[Collected data]

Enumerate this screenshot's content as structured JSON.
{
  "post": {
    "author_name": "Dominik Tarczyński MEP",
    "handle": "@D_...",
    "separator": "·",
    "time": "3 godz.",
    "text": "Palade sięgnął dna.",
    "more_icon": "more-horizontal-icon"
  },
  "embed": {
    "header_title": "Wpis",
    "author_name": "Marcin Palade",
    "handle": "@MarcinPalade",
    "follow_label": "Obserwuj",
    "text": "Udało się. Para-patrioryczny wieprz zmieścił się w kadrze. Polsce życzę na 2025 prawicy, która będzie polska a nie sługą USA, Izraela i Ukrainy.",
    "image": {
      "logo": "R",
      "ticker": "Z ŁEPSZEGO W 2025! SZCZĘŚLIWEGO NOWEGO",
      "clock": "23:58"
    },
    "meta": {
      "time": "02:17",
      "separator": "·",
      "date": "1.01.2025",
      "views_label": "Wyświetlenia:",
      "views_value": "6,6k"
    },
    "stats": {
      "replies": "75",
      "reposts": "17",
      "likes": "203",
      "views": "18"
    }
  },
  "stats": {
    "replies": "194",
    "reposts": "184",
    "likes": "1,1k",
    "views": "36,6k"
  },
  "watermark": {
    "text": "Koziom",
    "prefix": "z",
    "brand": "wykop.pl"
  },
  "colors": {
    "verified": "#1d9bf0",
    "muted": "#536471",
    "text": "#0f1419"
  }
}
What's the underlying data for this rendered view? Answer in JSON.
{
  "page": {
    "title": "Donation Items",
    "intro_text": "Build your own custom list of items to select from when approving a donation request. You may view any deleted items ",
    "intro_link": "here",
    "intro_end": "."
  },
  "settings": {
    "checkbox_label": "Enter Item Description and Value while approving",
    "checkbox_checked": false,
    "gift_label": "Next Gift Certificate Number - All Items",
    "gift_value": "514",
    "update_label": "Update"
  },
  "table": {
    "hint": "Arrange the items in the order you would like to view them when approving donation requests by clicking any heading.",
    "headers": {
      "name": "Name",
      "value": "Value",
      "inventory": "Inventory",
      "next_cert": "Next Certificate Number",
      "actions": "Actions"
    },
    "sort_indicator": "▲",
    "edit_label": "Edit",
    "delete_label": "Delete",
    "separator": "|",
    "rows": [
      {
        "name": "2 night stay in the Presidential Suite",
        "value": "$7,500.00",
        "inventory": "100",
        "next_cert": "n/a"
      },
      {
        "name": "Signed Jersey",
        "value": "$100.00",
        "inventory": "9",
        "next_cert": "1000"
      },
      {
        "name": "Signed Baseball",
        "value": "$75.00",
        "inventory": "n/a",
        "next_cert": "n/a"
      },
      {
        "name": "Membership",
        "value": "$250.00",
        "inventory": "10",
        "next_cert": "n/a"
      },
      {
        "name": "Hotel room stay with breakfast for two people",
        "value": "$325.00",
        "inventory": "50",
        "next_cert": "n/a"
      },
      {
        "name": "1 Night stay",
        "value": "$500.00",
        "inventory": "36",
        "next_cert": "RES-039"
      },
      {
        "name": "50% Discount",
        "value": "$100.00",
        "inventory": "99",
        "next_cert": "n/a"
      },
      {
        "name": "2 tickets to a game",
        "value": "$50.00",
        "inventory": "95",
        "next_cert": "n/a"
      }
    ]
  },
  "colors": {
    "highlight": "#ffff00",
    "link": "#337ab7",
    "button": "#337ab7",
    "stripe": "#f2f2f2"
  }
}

...

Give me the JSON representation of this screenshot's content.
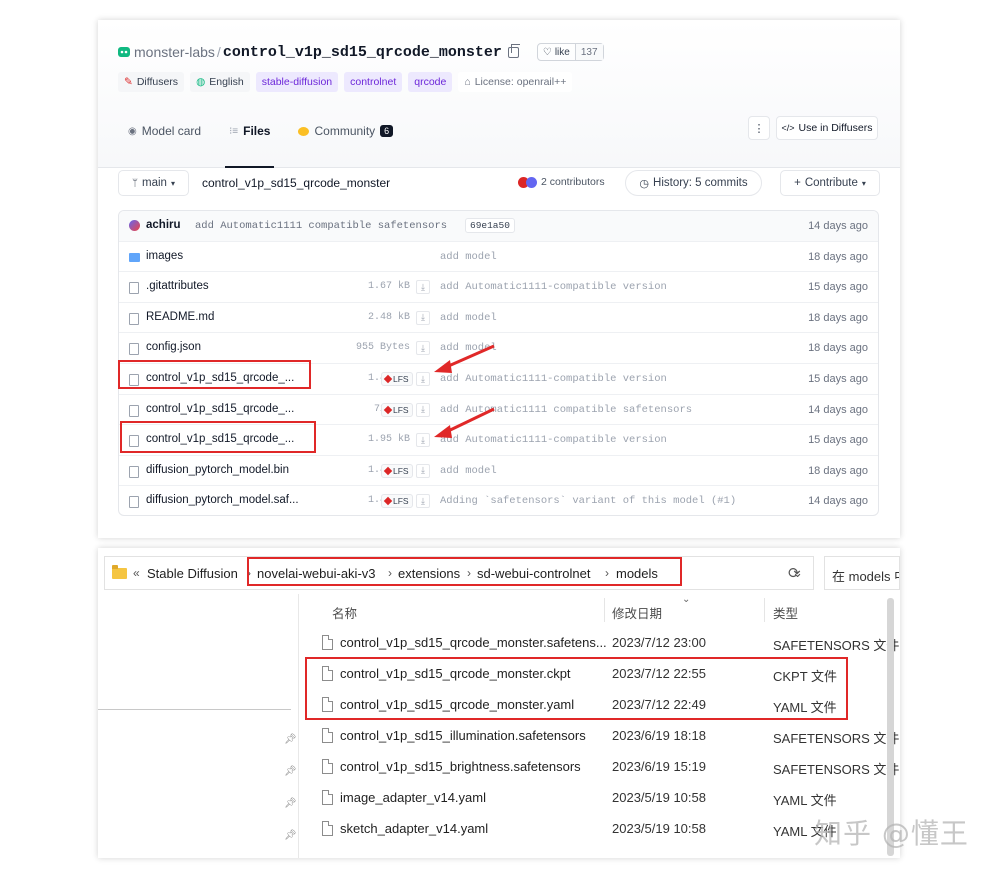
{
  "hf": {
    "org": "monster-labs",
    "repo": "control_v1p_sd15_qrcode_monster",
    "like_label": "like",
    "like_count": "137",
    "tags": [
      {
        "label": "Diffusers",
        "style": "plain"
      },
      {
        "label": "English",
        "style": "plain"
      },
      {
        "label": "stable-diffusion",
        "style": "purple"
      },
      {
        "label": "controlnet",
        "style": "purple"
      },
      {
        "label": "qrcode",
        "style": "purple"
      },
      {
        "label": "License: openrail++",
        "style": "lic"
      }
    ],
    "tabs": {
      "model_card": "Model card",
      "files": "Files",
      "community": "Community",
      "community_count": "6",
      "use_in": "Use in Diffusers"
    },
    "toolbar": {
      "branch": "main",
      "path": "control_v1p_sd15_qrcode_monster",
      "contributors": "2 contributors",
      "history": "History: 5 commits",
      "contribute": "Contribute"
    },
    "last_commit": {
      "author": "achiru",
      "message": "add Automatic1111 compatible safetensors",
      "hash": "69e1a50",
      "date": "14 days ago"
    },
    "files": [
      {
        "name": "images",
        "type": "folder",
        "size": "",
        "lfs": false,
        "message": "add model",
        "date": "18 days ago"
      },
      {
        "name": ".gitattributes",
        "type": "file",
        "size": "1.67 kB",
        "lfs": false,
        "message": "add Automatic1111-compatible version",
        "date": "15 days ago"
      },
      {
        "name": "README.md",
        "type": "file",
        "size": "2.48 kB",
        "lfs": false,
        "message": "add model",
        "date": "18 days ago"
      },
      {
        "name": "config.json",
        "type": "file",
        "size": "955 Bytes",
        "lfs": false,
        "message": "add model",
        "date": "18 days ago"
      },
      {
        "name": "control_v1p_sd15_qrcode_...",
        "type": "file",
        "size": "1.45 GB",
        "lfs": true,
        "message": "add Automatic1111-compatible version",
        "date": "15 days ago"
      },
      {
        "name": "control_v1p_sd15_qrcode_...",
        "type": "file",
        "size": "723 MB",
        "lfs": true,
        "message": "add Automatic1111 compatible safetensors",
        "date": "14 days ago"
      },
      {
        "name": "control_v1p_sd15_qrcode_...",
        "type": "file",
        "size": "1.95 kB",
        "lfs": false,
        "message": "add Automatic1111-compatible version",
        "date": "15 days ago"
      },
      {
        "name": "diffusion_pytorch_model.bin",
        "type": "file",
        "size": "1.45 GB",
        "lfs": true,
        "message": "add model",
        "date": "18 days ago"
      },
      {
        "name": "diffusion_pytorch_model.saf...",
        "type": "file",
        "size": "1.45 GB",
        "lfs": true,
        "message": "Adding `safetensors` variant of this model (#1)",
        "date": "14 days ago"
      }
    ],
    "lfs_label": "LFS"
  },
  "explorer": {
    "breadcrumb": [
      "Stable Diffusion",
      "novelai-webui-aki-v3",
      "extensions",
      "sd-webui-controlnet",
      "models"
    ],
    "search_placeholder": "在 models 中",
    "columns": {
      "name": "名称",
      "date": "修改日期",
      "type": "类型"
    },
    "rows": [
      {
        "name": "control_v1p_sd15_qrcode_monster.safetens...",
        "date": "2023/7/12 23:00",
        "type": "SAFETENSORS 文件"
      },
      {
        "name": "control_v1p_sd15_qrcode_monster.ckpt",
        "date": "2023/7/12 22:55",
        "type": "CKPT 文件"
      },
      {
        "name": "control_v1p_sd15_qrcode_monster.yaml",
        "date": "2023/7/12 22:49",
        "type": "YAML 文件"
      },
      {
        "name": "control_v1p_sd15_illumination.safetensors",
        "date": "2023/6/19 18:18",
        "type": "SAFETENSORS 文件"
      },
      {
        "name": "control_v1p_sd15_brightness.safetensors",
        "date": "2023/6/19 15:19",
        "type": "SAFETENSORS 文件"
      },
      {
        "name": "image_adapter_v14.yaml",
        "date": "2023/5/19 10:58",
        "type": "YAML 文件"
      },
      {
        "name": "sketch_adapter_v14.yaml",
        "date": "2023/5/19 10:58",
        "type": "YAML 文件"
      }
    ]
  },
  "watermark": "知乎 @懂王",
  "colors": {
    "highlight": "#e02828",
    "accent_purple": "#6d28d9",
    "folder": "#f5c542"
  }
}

> _INSTRUCTION_: Extract, from the listing above, every line where the string "this" occurs.

> _EXERCISE ANSWER_:
Enumerate this screenshot's content as structured JSON.
What's the underlying data for this rendered view? Answer in JSON.
Give me the JSON representation of this screenshot's content.
        "message": "Adding `safetensors` variant of this model (#1)",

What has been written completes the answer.